[Figure content listings]
START

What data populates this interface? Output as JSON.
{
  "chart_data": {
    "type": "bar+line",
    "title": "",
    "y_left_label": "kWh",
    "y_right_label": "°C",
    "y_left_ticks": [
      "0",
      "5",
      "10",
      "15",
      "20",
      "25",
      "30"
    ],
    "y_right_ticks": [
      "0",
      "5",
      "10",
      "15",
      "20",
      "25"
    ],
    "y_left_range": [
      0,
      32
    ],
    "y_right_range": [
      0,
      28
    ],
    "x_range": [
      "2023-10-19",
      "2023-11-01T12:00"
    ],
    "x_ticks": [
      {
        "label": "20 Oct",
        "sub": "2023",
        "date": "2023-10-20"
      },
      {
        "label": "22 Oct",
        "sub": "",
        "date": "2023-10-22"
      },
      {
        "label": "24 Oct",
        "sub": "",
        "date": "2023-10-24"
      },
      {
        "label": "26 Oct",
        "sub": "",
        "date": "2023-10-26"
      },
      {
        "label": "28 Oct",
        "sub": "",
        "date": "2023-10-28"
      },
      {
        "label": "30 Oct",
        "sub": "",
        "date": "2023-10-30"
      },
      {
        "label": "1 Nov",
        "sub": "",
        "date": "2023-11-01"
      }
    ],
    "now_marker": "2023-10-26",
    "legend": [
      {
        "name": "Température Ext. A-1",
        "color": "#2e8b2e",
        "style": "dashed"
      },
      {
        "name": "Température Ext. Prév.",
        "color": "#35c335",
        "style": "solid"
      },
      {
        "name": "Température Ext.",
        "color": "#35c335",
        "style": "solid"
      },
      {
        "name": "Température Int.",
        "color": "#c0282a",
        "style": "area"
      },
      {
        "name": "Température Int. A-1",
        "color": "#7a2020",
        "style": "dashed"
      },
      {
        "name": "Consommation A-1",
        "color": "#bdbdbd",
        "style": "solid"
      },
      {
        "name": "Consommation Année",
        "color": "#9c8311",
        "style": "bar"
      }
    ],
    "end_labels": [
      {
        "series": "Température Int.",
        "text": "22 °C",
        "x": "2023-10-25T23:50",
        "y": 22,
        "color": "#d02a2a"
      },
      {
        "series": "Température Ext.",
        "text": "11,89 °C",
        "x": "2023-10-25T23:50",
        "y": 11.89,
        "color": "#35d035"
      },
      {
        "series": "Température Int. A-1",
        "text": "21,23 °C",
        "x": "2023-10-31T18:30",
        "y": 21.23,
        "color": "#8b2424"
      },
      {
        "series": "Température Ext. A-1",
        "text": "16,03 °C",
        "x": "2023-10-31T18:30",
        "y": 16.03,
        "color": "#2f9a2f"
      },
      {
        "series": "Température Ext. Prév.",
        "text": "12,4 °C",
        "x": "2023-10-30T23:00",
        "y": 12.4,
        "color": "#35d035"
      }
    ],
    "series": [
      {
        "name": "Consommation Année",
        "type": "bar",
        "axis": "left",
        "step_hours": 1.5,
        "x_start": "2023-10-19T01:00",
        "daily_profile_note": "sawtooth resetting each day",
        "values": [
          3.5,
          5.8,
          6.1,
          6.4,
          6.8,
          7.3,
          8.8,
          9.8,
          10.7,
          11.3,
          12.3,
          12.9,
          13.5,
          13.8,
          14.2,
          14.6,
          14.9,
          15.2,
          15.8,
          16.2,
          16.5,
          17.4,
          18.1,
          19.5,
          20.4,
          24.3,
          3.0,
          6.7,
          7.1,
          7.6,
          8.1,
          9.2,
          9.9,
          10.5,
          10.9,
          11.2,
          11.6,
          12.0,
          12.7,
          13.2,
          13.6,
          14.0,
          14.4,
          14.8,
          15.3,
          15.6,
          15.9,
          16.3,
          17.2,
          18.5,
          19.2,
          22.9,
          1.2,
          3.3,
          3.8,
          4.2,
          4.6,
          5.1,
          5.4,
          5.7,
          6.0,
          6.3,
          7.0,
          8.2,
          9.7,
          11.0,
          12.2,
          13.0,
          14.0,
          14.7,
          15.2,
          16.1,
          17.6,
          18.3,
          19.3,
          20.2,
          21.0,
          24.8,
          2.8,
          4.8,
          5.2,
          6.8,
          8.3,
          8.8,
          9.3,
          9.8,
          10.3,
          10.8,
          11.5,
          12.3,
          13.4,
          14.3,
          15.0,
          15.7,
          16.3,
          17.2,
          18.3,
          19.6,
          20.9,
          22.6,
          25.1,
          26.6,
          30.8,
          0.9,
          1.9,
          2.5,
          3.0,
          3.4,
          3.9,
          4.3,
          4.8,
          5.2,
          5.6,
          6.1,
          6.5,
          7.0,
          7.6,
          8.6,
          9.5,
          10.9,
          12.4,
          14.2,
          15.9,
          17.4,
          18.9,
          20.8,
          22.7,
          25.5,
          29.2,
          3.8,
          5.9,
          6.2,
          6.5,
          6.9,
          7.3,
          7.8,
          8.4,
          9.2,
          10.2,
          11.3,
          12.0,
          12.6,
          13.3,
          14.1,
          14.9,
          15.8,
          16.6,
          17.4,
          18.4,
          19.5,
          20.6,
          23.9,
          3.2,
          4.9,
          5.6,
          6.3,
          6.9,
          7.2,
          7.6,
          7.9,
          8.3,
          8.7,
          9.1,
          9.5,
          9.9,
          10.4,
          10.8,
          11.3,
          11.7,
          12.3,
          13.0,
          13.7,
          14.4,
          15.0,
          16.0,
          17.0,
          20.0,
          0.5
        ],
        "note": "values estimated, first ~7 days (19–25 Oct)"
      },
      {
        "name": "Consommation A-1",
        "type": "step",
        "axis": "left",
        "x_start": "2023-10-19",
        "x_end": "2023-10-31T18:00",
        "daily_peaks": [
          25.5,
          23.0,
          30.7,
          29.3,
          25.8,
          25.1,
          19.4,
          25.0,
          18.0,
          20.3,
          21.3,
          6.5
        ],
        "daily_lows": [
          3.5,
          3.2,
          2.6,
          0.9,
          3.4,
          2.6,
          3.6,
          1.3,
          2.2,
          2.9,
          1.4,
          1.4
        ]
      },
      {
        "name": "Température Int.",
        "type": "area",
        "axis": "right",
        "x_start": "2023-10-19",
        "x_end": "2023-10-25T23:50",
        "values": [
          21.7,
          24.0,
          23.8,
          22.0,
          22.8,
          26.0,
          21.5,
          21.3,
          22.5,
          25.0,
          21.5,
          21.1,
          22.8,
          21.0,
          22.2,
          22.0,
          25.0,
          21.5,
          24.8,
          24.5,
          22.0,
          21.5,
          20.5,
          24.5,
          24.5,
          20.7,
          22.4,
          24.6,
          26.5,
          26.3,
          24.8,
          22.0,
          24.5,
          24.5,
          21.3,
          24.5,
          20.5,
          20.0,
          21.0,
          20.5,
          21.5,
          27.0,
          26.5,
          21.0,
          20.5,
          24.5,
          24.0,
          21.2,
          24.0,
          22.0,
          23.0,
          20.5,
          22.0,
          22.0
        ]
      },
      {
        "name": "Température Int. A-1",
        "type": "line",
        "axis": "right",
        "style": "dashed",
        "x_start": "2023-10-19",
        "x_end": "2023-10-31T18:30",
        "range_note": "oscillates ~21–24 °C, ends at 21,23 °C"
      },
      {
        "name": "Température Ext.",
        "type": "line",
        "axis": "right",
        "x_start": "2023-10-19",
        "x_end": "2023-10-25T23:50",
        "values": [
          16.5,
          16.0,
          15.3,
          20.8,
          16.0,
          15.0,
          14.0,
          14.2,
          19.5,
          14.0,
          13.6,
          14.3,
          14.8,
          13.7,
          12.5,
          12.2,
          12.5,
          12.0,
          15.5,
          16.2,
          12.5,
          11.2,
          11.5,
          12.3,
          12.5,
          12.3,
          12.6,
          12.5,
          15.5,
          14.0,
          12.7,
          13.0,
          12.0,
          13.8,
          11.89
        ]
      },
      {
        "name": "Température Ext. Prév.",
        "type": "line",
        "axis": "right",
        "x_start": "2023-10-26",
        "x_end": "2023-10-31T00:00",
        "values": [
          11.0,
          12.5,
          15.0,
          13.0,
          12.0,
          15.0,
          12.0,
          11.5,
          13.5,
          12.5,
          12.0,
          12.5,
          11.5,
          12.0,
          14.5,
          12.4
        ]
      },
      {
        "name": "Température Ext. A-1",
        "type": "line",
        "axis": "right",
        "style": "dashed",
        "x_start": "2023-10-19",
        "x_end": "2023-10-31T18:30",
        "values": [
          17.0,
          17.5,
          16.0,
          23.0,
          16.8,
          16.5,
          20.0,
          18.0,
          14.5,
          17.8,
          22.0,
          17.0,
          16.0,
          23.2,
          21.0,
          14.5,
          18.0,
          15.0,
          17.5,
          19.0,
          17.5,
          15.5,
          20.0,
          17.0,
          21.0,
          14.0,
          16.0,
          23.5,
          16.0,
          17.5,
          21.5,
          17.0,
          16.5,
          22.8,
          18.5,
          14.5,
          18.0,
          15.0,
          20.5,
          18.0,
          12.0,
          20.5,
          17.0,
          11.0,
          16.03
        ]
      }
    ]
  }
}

END
START

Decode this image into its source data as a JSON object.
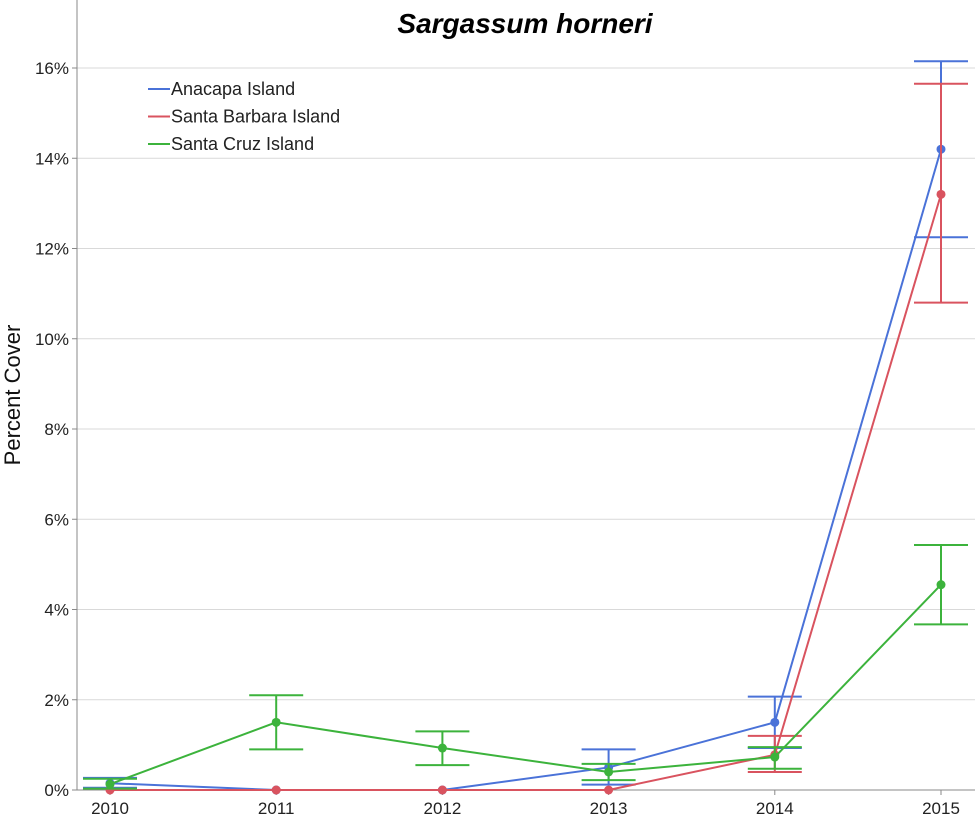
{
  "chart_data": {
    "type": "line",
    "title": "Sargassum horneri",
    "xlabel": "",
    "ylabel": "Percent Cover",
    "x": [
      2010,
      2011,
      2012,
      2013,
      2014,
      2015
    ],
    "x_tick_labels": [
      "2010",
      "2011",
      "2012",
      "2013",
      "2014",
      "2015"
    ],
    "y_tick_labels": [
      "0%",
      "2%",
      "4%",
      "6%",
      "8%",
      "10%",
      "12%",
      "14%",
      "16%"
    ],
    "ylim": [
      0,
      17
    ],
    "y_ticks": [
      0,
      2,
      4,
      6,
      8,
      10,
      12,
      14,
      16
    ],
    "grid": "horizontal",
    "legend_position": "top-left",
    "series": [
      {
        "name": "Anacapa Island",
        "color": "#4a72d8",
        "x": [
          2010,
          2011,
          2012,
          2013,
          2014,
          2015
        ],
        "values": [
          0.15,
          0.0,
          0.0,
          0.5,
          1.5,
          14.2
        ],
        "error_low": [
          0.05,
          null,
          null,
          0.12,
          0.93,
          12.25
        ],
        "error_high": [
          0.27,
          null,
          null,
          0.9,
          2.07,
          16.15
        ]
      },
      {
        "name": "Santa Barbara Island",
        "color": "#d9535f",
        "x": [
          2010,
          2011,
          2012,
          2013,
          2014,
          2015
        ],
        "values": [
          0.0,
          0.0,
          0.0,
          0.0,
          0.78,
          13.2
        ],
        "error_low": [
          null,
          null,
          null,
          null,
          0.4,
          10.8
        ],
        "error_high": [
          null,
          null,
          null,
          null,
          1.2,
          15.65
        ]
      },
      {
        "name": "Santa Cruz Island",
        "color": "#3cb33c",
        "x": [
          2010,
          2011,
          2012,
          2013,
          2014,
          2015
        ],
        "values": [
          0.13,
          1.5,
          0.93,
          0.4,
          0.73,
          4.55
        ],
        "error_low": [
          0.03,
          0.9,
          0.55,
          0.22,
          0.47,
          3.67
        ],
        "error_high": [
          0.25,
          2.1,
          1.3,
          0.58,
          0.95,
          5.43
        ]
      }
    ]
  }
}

END
START

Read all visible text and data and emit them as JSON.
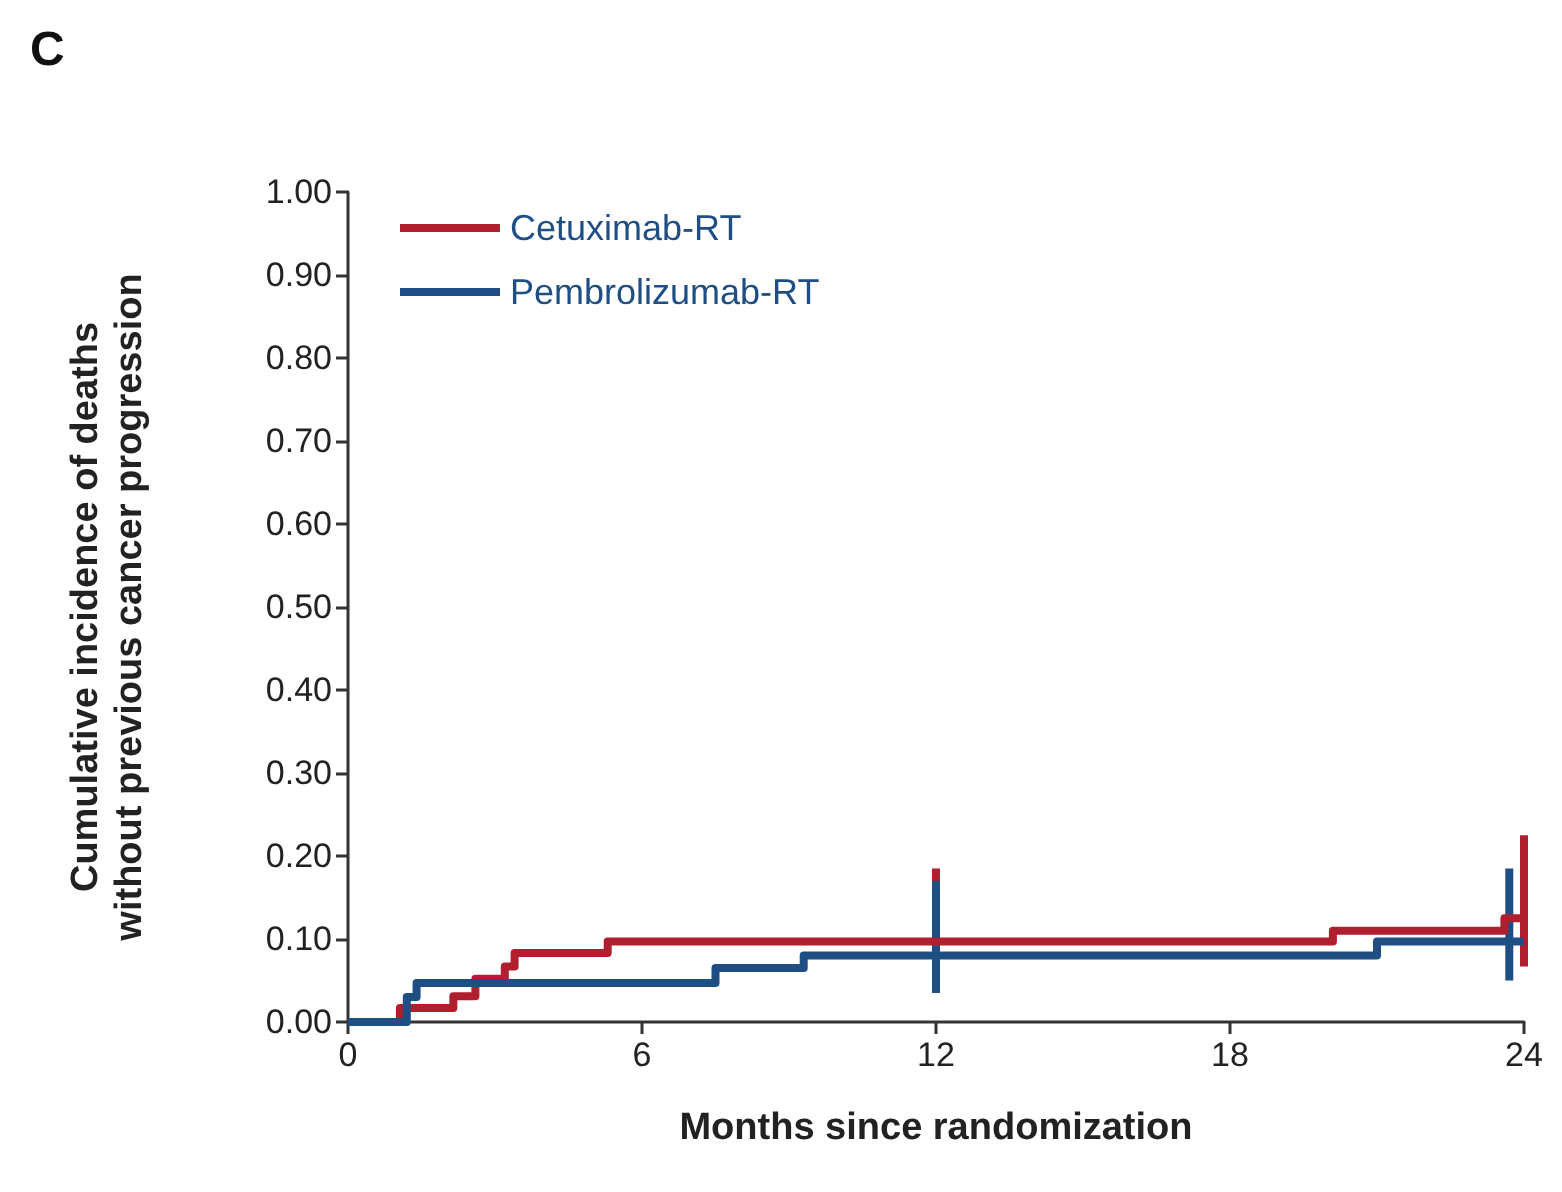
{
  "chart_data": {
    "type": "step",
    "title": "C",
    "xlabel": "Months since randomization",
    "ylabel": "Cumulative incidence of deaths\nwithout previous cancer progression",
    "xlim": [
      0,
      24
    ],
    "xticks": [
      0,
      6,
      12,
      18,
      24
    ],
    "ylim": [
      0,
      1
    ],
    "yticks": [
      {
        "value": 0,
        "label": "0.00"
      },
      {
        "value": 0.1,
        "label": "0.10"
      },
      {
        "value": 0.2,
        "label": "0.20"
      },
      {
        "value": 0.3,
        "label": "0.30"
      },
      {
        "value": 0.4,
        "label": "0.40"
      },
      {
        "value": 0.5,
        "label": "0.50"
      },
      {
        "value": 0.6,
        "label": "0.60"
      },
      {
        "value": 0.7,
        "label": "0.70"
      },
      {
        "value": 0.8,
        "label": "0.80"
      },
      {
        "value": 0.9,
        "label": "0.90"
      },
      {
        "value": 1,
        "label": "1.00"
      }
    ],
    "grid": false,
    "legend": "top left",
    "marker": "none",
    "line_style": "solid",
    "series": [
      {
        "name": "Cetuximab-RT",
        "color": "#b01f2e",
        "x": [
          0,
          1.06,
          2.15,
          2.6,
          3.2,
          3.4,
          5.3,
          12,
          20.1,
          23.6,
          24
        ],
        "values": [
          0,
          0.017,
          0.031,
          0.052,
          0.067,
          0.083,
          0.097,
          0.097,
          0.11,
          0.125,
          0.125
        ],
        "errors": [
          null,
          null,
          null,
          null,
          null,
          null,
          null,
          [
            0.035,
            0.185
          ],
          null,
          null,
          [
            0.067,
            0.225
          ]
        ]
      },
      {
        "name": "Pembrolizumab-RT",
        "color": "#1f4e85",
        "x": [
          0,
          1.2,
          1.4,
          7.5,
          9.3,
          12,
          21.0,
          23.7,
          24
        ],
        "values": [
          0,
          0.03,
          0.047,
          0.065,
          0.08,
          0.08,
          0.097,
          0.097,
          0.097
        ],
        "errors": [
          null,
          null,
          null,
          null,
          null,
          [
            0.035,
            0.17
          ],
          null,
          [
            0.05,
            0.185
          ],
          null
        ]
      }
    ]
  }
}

END

Which lines of the data above contain "ylabel"? Copy each one.

    "ylabel": "Percent Cover",
    "ylabel": "Cumulative incidence of deaths\nwithout previous cancer progression",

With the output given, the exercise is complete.